Your objective:
Gather all lines in the records below that include the word "Kynologenverband".

Input rows:
** Start **
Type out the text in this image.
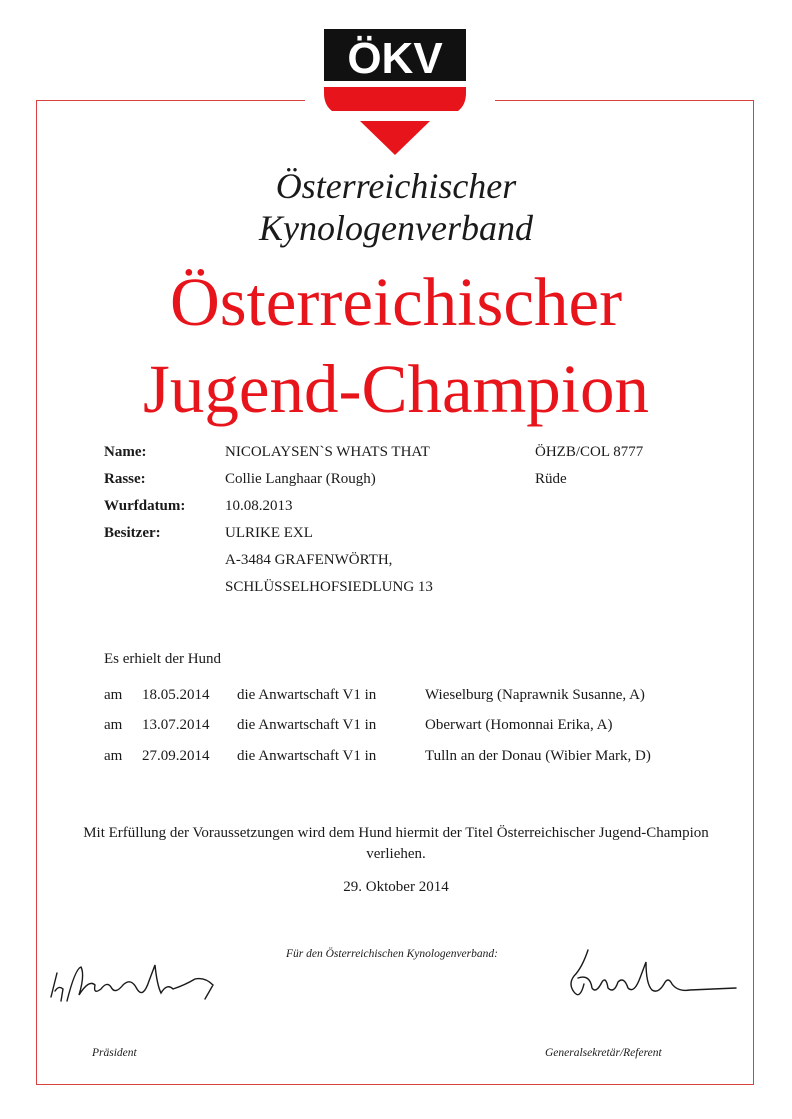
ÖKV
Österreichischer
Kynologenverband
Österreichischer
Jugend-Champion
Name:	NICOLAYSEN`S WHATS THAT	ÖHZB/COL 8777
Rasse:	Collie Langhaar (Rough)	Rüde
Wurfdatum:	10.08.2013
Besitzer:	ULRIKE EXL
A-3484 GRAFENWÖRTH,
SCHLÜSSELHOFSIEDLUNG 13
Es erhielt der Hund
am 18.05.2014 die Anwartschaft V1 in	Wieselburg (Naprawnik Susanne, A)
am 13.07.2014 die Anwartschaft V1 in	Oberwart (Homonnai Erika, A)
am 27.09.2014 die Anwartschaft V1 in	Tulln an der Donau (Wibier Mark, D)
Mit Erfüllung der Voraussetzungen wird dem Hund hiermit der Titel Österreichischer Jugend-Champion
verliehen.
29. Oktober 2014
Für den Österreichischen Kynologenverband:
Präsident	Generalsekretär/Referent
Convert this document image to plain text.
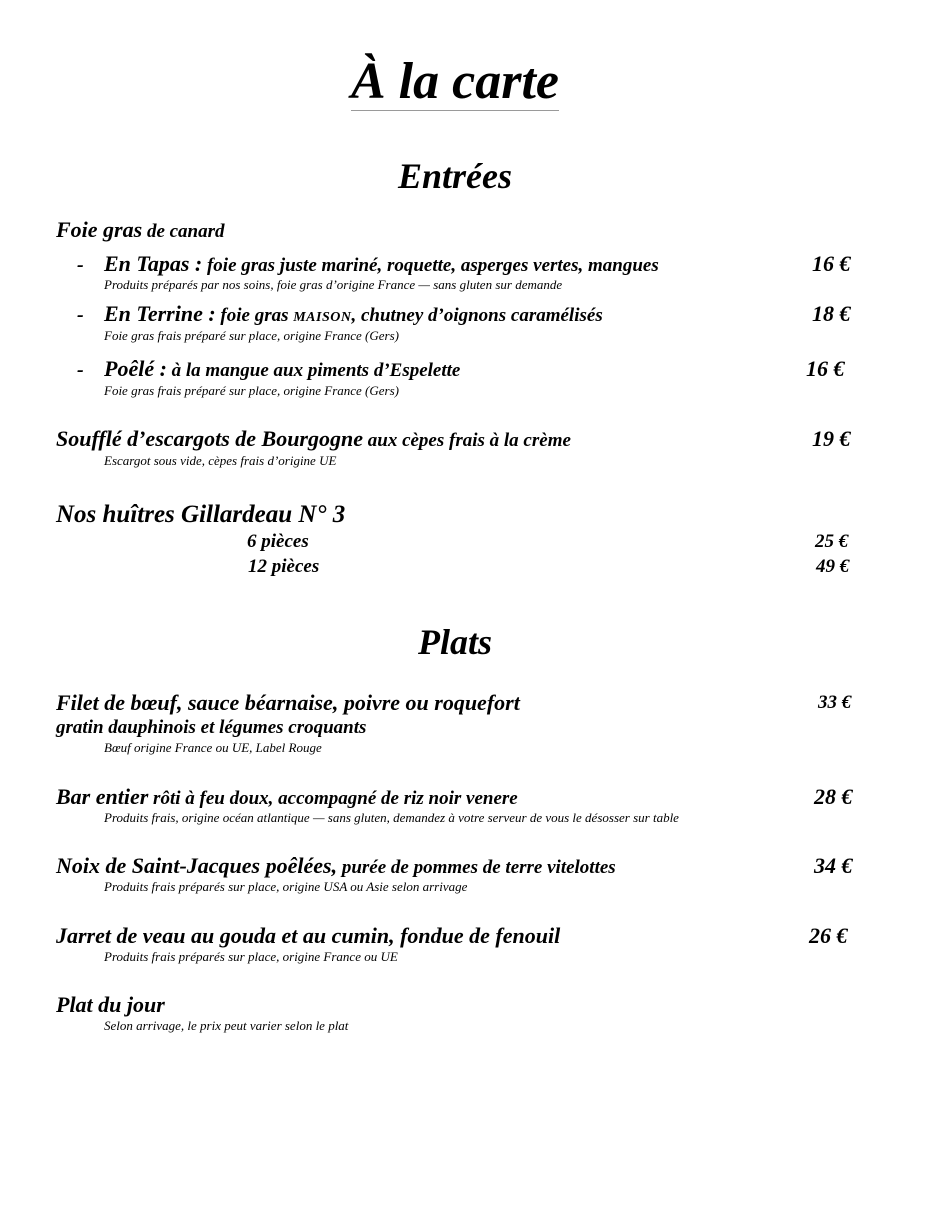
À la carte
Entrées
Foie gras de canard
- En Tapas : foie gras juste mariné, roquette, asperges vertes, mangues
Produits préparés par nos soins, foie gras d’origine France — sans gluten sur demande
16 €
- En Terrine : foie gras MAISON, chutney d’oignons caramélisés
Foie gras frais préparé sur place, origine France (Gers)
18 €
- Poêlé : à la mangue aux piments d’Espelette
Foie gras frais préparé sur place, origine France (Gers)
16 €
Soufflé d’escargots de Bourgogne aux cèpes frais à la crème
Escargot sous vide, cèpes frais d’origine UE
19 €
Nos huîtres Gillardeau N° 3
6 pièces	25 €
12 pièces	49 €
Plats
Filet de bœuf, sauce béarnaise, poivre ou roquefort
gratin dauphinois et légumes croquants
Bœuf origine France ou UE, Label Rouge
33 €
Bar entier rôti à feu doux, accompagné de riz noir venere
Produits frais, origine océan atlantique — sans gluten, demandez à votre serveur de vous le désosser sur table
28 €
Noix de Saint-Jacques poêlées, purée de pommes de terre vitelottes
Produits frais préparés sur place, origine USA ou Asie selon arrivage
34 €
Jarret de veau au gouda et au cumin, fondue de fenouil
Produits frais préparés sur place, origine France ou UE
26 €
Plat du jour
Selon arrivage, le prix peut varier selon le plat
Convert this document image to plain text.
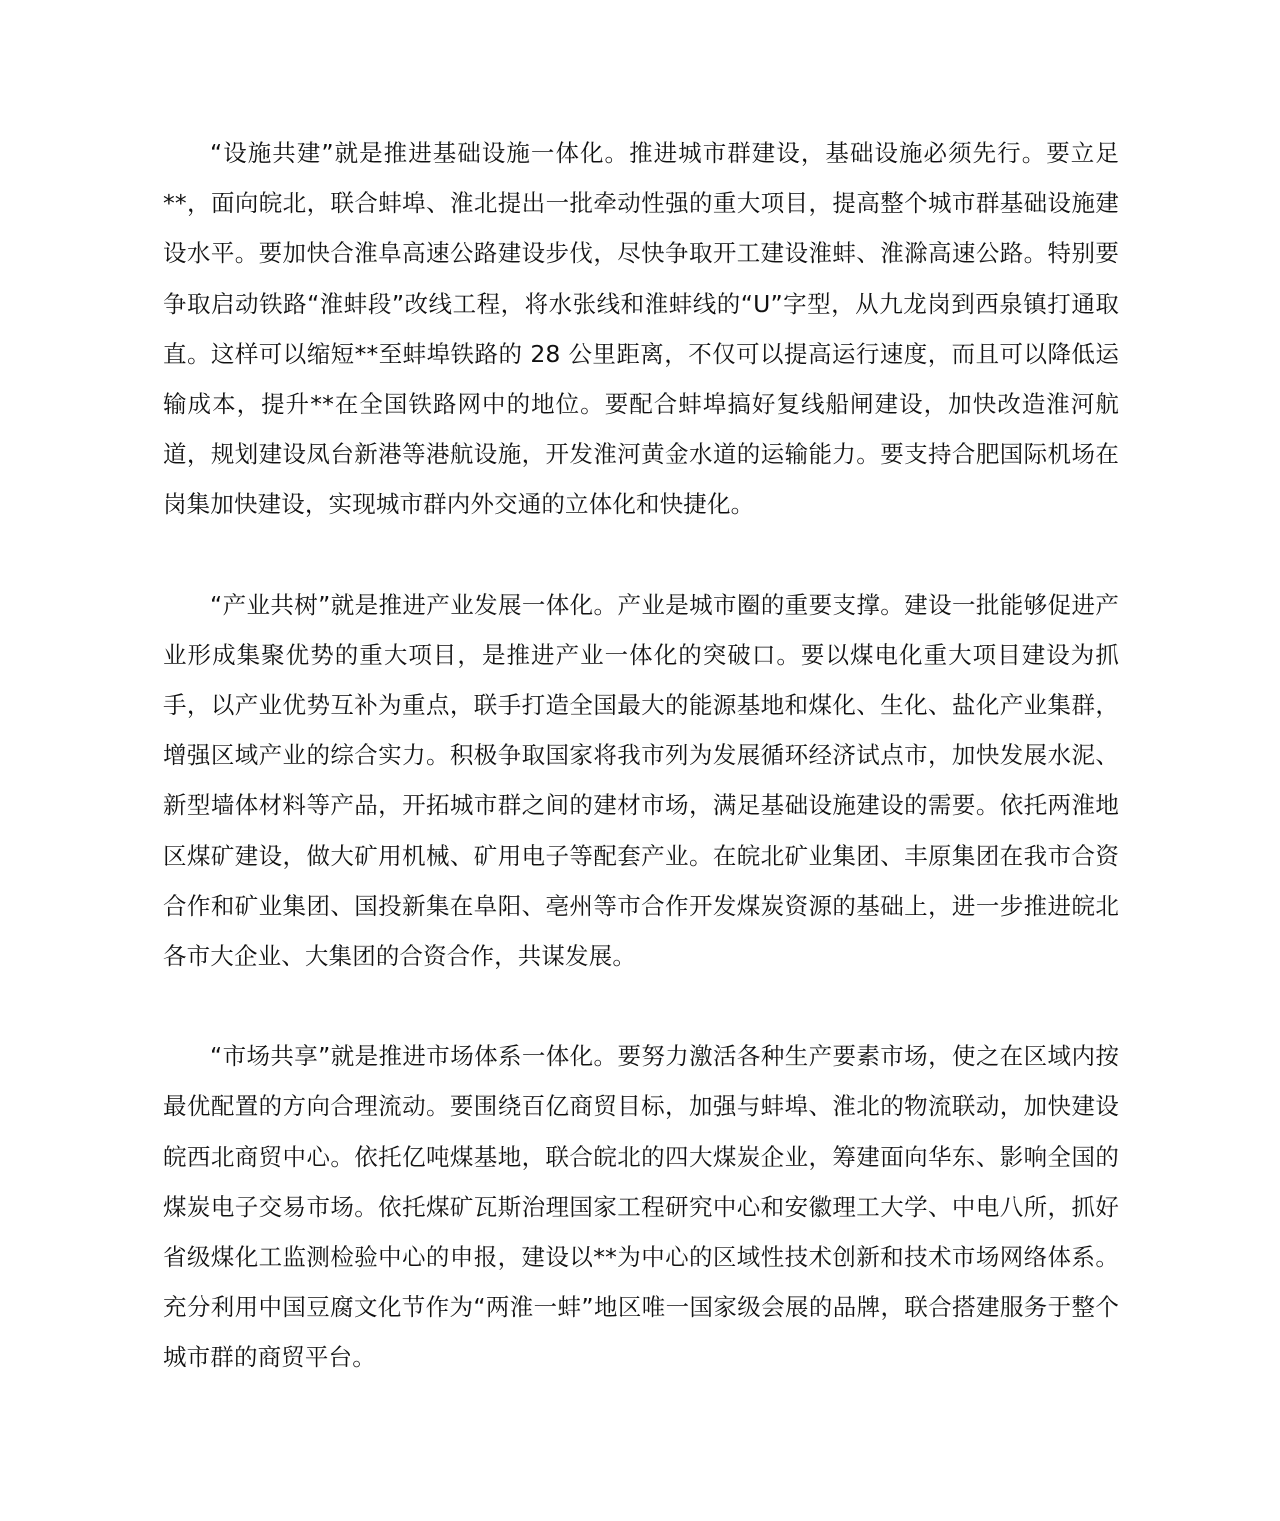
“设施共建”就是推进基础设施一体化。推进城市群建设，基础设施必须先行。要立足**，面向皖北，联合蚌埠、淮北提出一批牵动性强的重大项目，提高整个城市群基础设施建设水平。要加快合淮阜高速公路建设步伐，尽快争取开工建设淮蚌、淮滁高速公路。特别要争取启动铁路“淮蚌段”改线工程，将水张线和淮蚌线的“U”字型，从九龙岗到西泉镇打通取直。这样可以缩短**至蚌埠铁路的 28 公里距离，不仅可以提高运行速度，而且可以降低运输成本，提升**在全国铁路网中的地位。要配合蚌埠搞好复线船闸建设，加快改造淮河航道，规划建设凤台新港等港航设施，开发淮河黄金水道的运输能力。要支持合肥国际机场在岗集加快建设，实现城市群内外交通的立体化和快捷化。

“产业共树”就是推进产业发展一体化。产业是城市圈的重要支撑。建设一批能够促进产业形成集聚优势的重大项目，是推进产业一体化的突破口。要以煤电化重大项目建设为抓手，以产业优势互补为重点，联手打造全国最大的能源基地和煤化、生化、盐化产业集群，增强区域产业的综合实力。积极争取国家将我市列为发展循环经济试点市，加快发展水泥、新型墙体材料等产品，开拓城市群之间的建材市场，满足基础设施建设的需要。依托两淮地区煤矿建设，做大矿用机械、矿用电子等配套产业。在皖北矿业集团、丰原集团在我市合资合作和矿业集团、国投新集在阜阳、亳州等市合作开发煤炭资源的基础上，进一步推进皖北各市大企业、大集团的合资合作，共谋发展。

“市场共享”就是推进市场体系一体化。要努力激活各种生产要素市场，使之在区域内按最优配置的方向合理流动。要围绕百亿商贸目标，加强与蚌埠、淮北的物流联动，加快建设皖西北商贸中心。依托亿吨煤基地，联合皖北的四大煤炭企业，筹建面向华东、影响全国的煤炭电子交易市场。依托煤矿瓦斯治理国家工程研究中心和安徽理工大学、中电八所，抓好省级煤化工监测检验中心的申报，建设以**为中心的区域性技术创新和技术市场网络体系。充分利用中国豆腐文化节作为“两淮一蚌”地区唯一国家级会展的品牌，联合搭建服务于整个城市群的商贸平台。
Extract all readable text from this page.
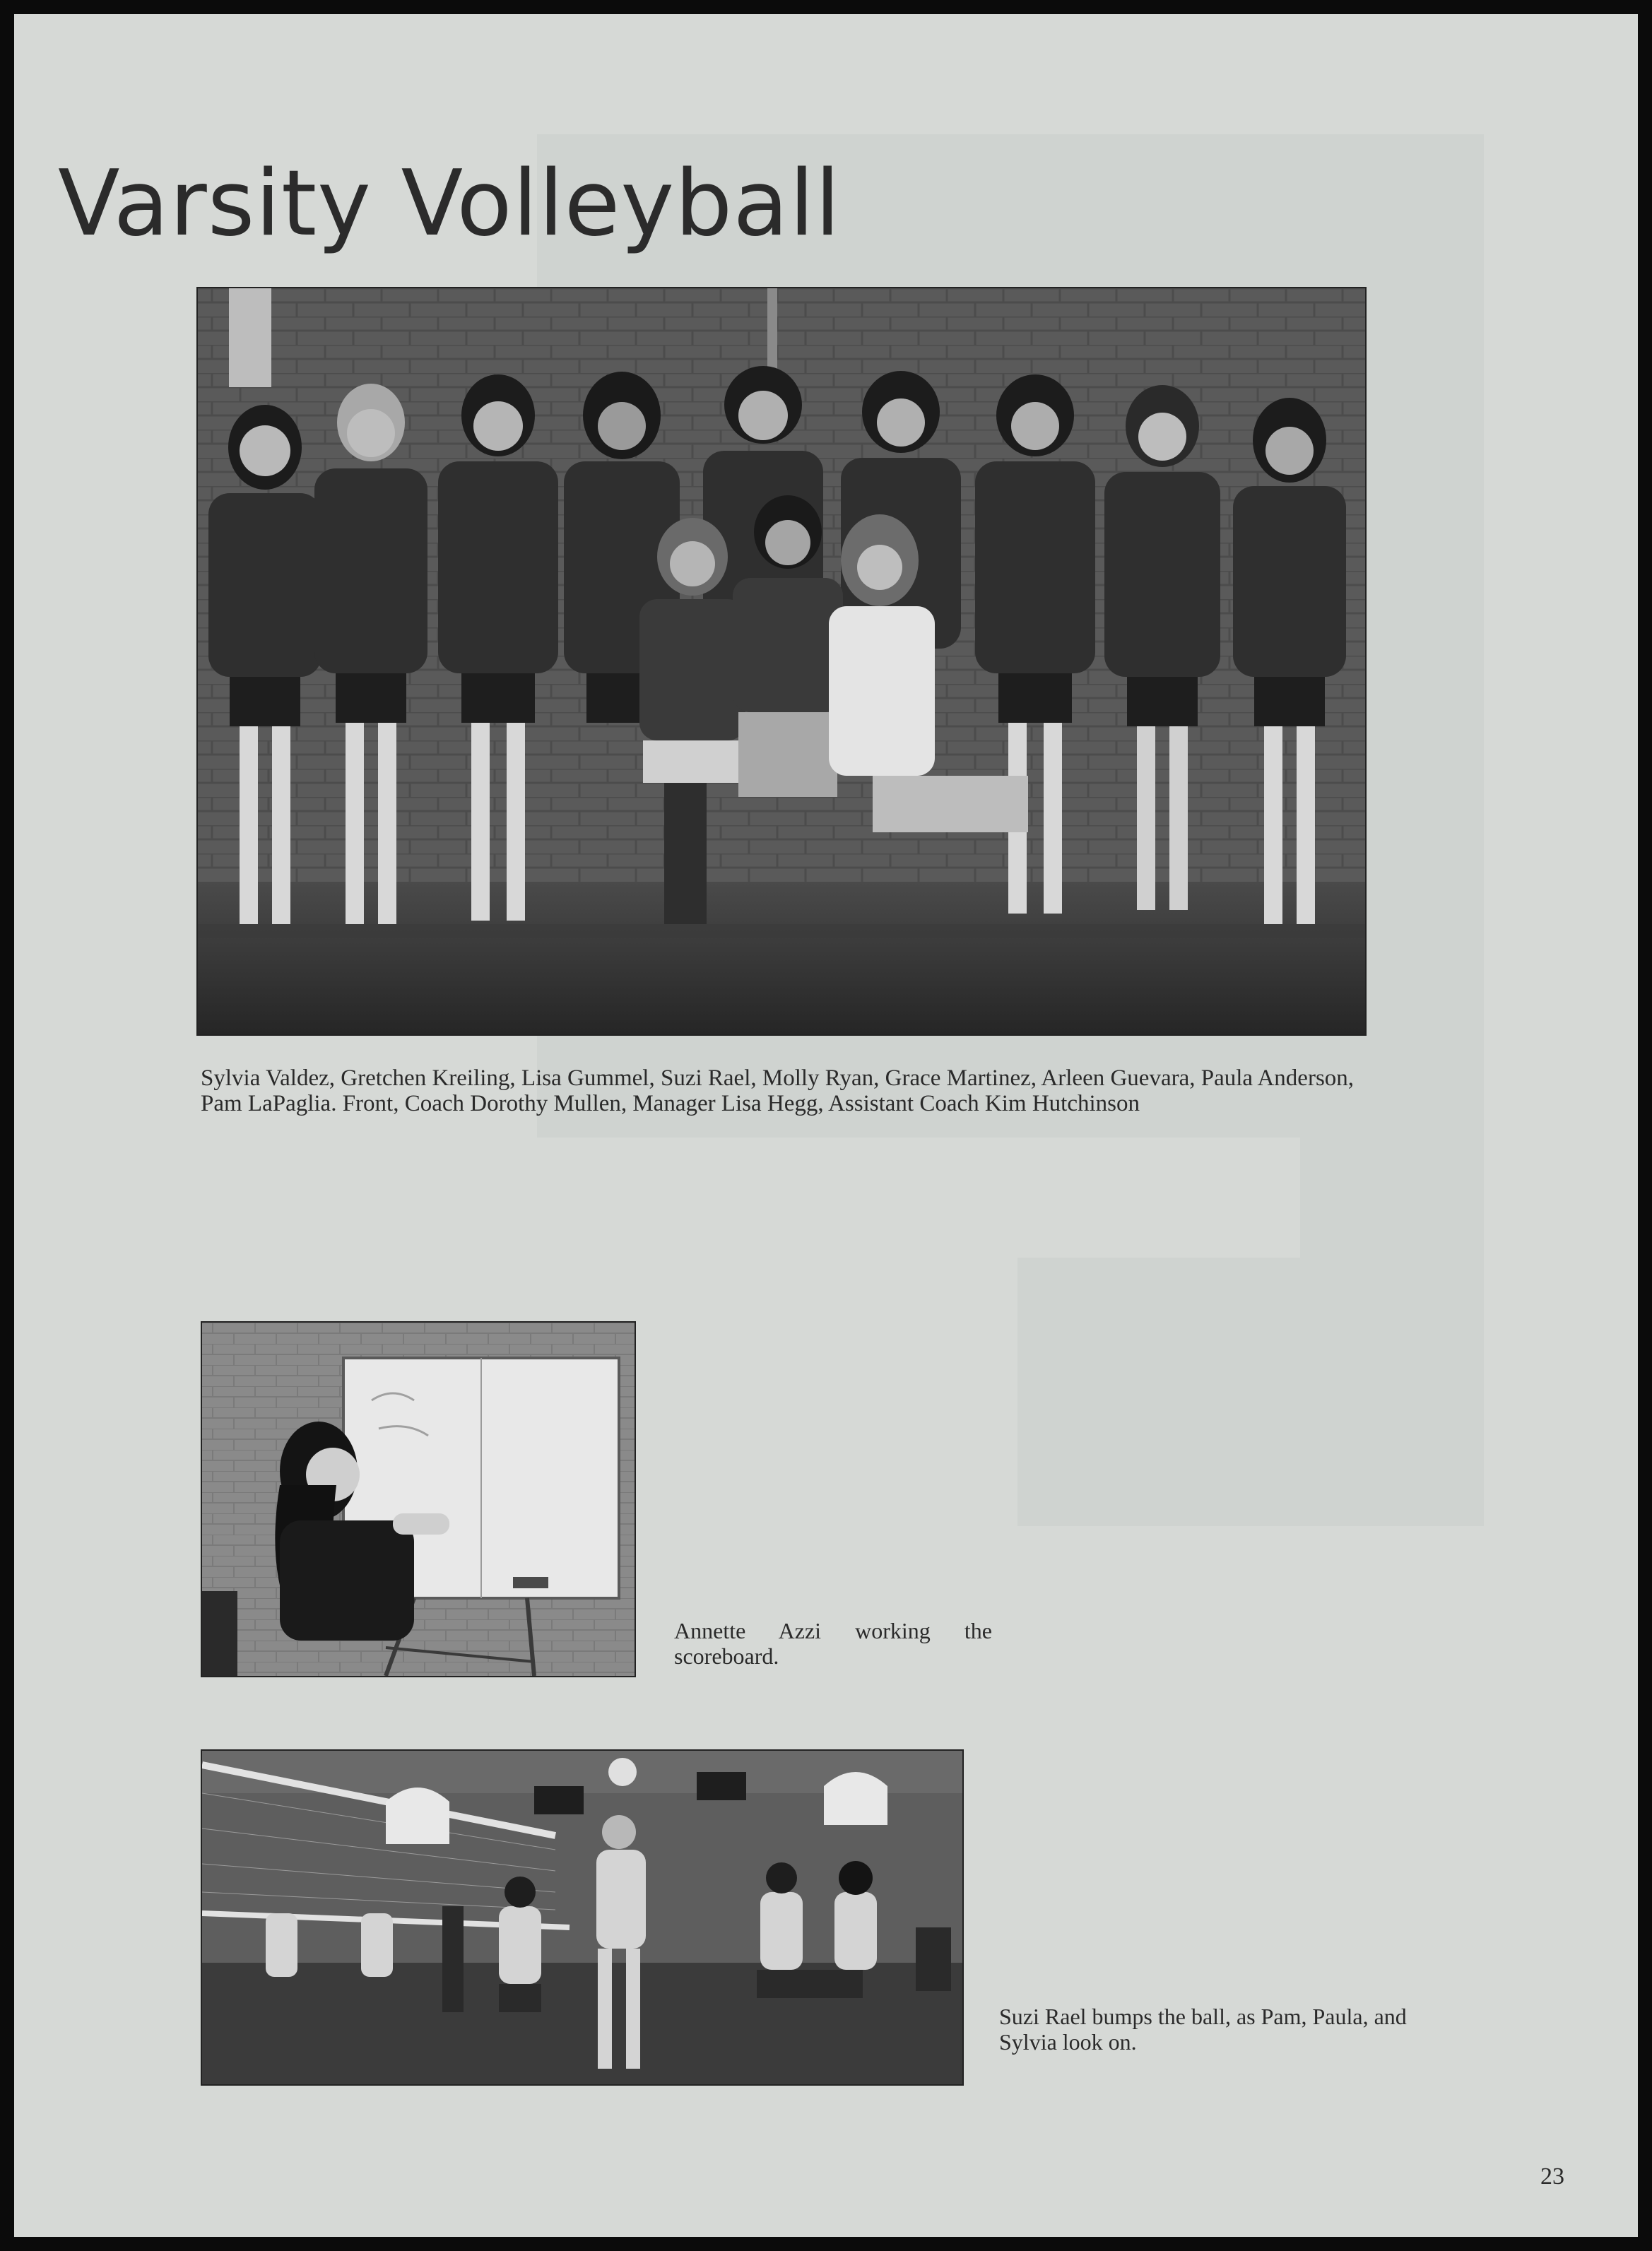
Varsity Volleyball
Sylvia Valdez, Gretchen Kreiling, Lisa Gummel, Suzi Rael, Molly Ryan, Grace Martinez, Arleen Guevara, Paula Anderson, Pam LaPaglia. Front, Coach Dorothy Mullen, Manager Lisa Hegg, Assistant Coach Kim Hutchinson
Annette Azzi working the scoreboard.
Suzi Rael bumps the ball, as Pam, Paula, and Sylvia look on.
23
** End **
Task response:
Kynologenverband
Für den Österreichischen Kynologenverband:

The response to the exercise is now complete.